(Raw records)
------------

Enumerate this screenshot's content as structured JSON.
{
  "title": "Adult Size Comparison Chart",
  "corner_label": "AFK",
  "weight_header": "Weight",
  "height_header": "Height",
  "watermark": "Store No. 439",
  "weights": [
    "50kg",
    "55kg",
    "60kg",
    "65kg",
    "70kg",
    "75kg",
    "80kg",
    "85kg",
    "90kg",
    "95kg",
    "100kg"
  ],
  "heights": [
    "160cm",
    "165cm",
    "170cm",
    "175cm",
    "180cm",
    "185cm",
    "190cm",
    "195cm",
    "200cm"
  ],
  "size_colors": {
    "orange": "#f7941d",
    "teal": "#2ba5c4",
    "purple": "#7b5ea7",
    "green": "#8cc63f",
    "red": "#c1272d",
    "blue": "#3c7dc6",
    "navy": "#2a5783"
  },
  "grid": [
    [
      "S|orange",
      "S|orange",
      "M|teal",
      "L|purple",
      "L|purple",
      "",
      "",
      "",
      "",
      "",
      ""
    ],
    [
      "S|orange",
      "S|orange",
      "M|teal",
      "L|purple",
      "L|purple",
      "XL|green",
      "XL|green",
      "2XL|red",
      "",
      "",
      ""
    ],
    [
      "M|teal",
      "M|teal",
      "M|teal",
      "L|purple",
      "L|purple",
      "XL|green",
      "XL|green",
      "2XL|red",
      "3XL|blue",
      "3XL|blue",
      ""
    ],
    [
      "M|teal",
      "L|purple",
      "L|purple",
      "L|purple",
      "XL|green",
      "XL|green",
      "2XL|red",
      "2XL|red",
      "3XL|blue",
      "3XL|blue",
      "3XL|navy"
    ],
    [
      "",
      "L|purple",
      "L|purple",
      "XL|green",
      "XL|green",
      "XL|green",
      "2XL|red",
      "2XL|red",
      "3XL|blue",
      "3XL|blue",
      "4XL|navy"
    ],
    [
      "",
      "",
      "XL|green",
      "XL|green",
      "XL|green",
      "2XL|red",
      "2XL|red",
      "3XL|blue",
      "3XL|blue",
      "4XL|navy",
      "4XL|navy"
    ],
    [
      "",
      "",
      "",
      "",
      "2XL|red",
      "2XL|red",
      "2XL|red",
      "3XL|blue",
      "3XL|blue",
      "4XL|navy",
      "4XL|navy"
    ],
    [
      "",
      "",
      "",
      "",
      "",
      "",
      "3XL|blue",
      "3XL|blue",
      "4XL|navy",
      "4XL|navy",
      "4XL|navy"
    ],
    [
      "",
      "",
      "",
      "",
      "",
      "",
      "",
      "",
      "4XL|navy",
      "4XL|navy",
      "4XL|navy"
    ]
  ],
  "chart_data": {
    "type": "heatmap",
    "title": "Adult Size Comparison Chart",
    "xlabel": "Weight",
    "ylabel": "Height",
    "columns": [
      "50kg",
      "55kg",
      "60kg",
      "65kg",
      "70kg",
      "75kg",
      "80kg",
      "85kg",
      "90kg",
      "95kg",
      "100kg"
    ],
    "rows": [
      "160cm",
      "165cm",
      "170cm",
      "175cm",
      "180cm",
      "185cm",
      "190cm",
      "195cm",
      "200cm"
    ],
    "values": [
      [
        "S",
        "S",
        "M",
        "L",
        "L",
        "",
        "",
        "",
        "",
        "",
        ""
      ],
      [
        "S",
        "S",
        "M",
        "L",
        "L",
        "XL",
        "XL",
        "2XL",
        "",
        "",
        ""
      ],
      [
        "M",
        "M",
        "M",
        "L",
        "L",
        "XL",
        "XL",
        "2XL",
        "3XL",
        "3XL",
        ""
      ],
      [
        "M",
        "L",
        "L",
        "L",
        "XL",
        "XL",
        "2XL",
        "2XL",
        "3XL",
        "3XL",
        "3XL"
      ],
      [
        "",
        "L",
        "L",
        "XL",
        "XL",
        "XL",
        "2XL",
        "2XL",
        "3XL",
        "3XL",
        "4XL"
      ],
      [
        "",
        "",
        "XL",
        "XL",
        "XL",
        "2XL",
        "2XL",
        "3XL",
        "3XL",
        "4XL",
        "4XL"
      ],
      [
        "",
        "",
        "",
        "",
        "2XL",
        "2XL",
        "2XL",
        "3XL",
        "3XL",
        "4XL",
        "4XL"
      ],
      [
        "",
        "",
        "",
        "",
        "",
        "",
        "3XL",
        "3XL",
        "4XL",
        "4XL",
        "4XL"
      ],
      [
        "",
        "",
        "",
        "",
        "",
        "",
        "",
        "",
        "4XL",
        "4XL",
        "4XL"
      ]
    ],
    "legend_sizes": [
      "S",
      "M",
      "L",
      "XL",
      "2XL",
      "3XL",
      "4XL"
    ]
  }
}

------------

Exercise directions:
Count how many lines in the data contain the word "Comparison", giving the number without comment.

The reply:
2